**PROBLEM STATEMENT**.
Restate all of the data exactly.

**INPUT FOR THIS TASK**.
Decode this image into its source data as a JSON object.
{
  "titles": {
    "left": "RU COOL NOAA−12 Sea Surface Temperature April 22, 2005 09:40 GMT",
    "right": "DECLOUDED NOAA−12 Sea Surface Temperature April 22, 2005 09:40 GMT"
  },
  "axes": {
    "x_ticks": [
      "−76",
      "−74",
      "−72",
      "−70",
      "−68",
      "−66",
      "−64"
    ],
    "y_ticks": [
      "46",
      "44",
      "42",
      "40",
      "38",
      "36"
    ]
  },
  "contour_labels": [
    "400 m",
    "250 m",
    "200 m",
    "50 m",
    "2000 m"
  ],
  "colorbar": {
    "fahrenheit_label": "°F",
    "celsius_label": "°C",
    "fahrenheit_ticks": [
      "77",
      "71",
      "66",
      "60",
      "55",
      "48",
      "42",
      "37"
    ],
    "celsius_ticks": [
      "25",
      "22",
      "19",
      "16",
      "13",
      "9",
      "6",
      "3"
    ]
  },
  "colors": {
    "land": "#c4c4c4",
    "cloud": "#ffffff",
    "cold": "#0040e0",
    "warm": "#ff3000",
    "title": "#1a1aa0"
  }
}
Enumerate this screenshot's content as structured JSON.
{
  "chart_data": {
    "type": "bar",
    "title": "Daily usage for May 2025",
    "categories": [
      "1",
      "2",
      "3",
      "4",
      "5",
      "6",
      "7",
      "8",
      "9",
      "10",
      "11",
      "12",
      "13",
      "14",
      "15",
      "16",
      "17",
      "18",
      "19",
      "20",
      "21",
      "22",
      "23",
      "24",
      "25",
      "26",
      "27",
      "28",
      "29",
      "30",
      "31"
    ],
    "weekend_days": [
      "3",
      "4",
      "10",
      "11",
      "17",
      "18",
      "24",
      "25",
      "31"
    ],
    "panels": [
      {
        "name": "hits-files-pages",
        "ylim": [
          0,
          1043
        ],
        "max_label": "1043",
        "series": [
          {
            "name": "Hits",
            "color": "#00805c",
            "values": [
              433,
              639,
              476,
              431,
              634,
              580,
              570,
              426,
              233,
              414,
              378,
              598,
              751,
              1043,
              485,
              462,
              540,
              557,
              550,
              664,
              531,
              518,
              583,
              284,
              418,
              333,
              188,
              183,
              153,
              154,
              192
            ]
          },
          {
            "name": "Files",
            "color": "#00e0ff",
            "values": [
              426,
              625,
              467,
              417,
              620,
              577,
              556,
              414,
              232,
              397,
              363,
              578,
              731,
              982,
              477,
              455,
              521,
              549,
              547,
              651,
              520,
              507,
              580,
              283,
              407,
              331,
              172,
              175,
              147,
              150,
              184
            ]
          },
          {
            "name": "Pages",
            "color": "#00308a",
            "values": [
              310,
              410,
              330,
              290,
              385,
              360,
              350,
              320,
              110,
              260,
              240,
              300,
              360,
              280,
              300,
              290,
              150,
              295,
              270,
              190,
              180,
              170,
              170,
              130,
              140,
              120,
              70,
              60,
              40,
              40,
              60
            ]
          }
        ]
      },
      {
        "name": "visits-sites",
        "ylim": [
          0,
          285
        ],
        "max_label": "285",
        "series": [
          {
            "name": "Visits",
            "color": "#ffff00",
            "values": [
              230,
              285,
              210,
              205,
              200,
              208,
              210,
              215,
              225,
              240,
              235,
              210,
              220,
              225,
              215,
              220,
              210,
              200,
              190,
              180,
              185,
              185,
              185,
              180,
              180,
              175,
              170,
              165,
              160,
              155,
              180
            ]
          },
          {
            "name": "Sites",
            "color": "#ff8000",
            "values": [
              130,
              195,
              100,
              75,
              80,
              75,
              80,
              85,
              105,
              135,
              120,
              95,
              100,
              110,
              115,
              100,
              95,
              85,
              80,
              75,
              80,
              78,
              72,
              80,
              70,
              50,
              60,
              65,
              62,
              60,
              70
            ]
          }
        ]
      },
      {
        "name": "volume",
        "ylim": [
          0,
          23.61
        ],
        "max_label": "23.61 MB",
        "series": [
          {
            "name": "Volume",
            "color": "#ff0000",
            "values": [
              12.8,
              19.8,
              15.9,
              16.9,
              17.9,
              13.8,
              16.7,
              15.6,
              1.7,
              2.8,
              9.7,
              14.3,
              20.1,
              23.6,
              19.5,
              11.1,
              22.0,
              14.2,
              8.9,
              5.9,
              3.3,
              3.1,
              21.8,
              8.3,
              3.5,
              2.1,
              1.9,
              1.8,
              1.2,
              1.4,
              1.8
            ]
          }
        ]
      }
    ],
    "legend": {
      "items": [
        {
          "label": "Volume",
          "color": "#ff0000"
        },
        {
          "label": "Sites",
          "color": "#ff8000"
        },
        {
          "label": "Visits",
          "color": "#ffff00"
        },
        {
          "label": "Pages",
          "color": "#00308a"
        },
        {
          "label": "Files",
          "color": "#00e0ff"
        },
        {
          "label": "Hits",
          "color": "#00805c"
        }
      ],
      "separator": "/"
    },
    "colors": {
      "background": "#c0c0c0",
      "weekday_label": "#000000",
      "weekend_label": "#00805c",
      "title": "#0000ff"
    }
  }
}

**ANSWER TO THE PROBLEM**.
Decode this image into its source data as a JSON object.
{
  "titles": {
    "left": "RU COOL NOAA−12 Sea Surface Temperature April 22, 2005 09:40 GMT",
    "right": "DECLOUDED NOAA−12 Sea Surface Temperature April 22, 2005 09:40 GMT"
  },
  "axes": {
    "x_ticks": [
      "−76",
      "−74",
      "−72",
      "−70",
      "−68",
      "−66",
      "−64"
    ],
    "y_ticks": [
      "46",
      "44",
      "42",
      "40",
      "38",
      "36"
    ]
  },
  "contour_labels": [
    "400 m",
    "250 m",
    "200 m",
    "50 m",
    "2000 m"
  ],
  "colorbar": {
    "fahrenheit_label": "°F",
    "celsius_label": "°C",
    "fahrenheit_ticks": [
      "77",
      "71",
      "66",
      "60",
      "55",
      "48",
      "42",
      "37"
    ],
    "celsius_ticks": [
      "25",
      "22",
      "19",
      "16",
      "13",
      "9",
      "6",
      "3"
    ]
  },
  "colors": {
    "land": "#c4c4c4",
    "cloud": "#ffffff",
    "cold": "#0040e0",
    "warm": "#ff3000",
    "title": "#1a1aa0"
  }
}
Enumerate this screenshot's content as structured JSON.
{
  "chart_data": {
    "type": "bar",
    "title": "Daily usage for May 2025",
    "categories": [
      "1",
      "2",
      "3",
      "4",
      "5",
      "6",
      "7",
      "8",
      "9",
      "10",
      "11",
      "12",
      "13",
      "14",
      "15",
      "16",
      "17",
      "18",
      "19",
      "20",
      "21",
      "22",
      "23",
      "24",
      "25",
      "26",
      "27",
      "28",
      "29",
      "30",
      "31"
    ],
    "weekend_days": [
      "3",
      "4",
      "10",
      "11",
      "17",
      "18",
      "24",
      "25",
      "31"
    ],
    "panels": [
      {
        "name": "hits-files-pages",
        "ylim": [
          0,
          1043
        ],
        "max_label": "1043",
        "series": [
          {
            "name": "Hits",
            "color": "#00805c",
            "values": [
              433,
              639,
              476,
              431,
              634,
              580,
              570,
              426,
              233,
              414,
              378,
              598,
              751,
              1043,
              485,
              462,
              540,
              557,
              550,
              664,
              531,
              518,
              583,
              284,
              418,
              333,
              188,
              183,
              153,
              154,
              192
            ]
          },
          {
            "name": "Files",
            "color": "#00e0ff",
            "values": [
              426,
              625,
              467,
              417,
              620,
              577,
              556,
              414,
              232,
              397,
              363,
              578,
              731,
              982,
              477,
              455,
              521,
              549,
              547,
              651,
              520,
              507,
              580,
              283,
              407,
              331,
              172,
              175,
              147,
              150,
              184
            ]
          },
          {
            "name": "Pages",
            "color": "#00308a",
            "values": [
              310,
              410,
              330,
              290,
              385,
              360,
              350,
              320,
              110,
              260,
              240,
              300,
              360,
              280,
              300,
              290,
              150,
              295,
              270,
              190,
              180,
              170,
              170,
              130,
              140,
              120,
              70,
              60,
              40,
              40,
              60
            ]
          }
        ]
      },
      {
        "name": "visits-sites",
        "ylim": [
          0,
          285
        ],
        "max_label": "285",
        "series": [
          {
            "name": "Visits",
            "color": "#ffff00",
            "values": [
              230,
              285,
              210,
              205,
              200,
              208,
              210,
              215,
              225,
              240,
              235,
              210,
              220,
              225,
              215,
              220,
              210,
              200,
              190,
              180,
              185,
              185,
              185,
              180,
              180,
              175,
              170,
              165,
              160,
              155,
              180
            ]
          },
          {
            "name": "Sites",
            "color": "#ff8000",
            "values": [
              130,
              195,
              100,
              75,
              80,
              75,
              80,
              85,
              105,
              135,
              120,
              95,
              100,
              110,
              115,
              100,
              95,
              85,
              80,
              75,
              80,
              78,
              72,
              80,
              70,
              50,
              60,
              65,
              62,
              60,
              70
            ]
          }
        ]
      },
      {
        "name": "volume",
        "ylim": [
          0,
          23.61
        ],
        "max_label": "23.61 MB",
        "series": [
          {
            "name": "Volume",
            "color": "#ff0000",
            "values": [
              12.8,
              19.8,
              15.9,
              16.9,
              17.9,
              13.8,
              16.7,
              15.6,
              1.7,
              2.8,
              9.7,
              14.3,
              20.1,
              23.6,
              19.5,
              11.1,
              22.0,
              14.2,
              8.9,
              5.9,
              3.3,
              3.1,
              21.8,
              8.3,
              3.5,
              2.1,
              1.9,
              1.8,
              1.2,
              1.4,
              1.8
            ]
          }
        ]
      }
    ],
    "legend": {
      "items": [
        {
          "label": "Volume",
          "color": "#ff0000"
        },
        {
          "label": "Sites",
          "color": "#ff8000"
        },
        {
          "label": "Visits",
          "color": "#ffff00"
        },
        {
          "label": "Pages",
          "color": "#00308a"
        },
        {
          "label": "Files",
          "color": "#00e0ff"
        },
        {
          "label": "Hits",
          "color": "#00805c"
        }
      ],
      "separator": "/"
    },
    "colors": {
      "background": "#c0c0c0",
      "weekday_label": "#000000",
      "weekend_label": "#00805c",
      "title": "#0000ff"
    }
  }
}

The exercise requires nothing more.